# Nexus or Mont'Kiara International school?



## chiara76 (May 24, 2014)

Good morning everyone,

there is a possibility to move to Kl in the next few months and I'm trying to make a short list of schools where to send my three daughters (3, 6, 10). They come from an IB school and I would like to keep up with the IB curriculum. So my choice is rather MKIS or Nexus. I Lived in Borneo for four years and visited KL many times (my third daughter was born in KL), so I know how bad the traffic is and I know that MKIS is surrounded of lots of residence and condo but I don't know about Nexus school and the location. Can somebody tell me the reviews of both schools and about Nexus school area? I would prefer to live close by the school and avoid traffic jam as much as I can.

Another question is if any of you know which one is the best competitive swimming club in KL? 

Thanks for all your answer.


----------



## anonserg (May 13, 2014)

Hi Chiara,

Nexus is actually quite new and located far away in Putrajaya (my nephew is a current student).
By the way, I may be wrong but I don't think both schools offer IB curriculum for primary and middle years. These two only offer IB diploma program (unless you have checked with both schools and they confirmed it)

So far I only know of Fairview Intnl School as the only full IB curriculum school. They have few branches all over the city.

The more popular and 'deemed prestigious' brands in private institution in Malaysia: Taylor's, Cempaka, Nexus, Alice Smith and KLIS.


----------

The request: Reproduce the school forum thread above word for word, in full.

Data lines:

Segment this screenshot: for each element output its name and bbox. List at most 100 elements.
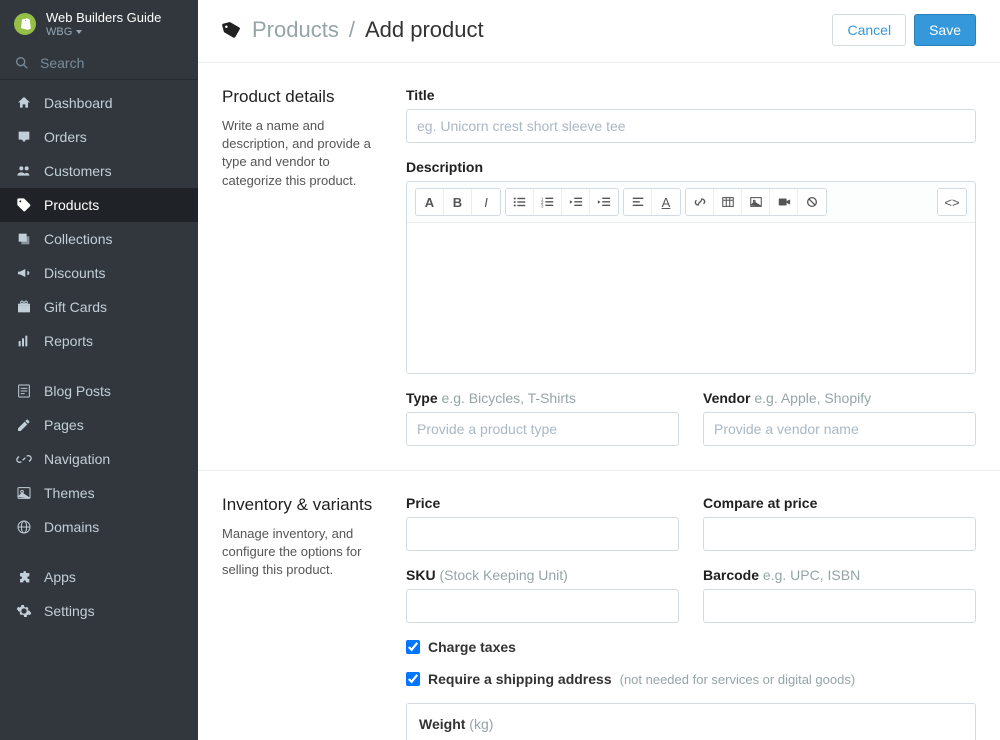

Written answer:
# Nexus or Mont'Kiara International school?



## chiara76 (May 24, 2014)

Good morning everyone,

there is a possibility to move to Kl in the next few months and I'm trying to make a short list of schools where to send my three daughters (3, 6, 10). They come from an IB school and I would like to keep up with the IB curriculum. So my choice is rather MKIS or Nexus. I Lived in Borneo for four years and visited KL many times (my third daughter was born in KL), so I know how bad the traffic is and I know that MKIS is surrounded of lots of residence and condo but I don't know about Nexus school and the location. Can somebody tell me the reviews of both schools and about Nexus school area? I would prefer to live close by the school and avoid traffic jam as much as I can.

Another question is if any of you know which one is the best competitive swimming club in KL? 

Thanks for all your answer.


----------



## anonserg (May 13, 2014)

Hi Chiara,

Nexus is actually quite new and located far away in Putrajaya (my nephew is a current student).
By the way, I may be wrong but I don't think both schools offer IB curriculum for primary and middle years. These two only offer IB diploma program (unless you have checked with both schools and they confirmed it)

So far I only know of Fairview Intnl School as the only full IB curriculum school. They have few branches all over the city.

The more popular and 'deemed prestigious' brands in private institution in Malaysia: Taylor's, Cempaka, Nexus, Alice Smith and KLIS.


----------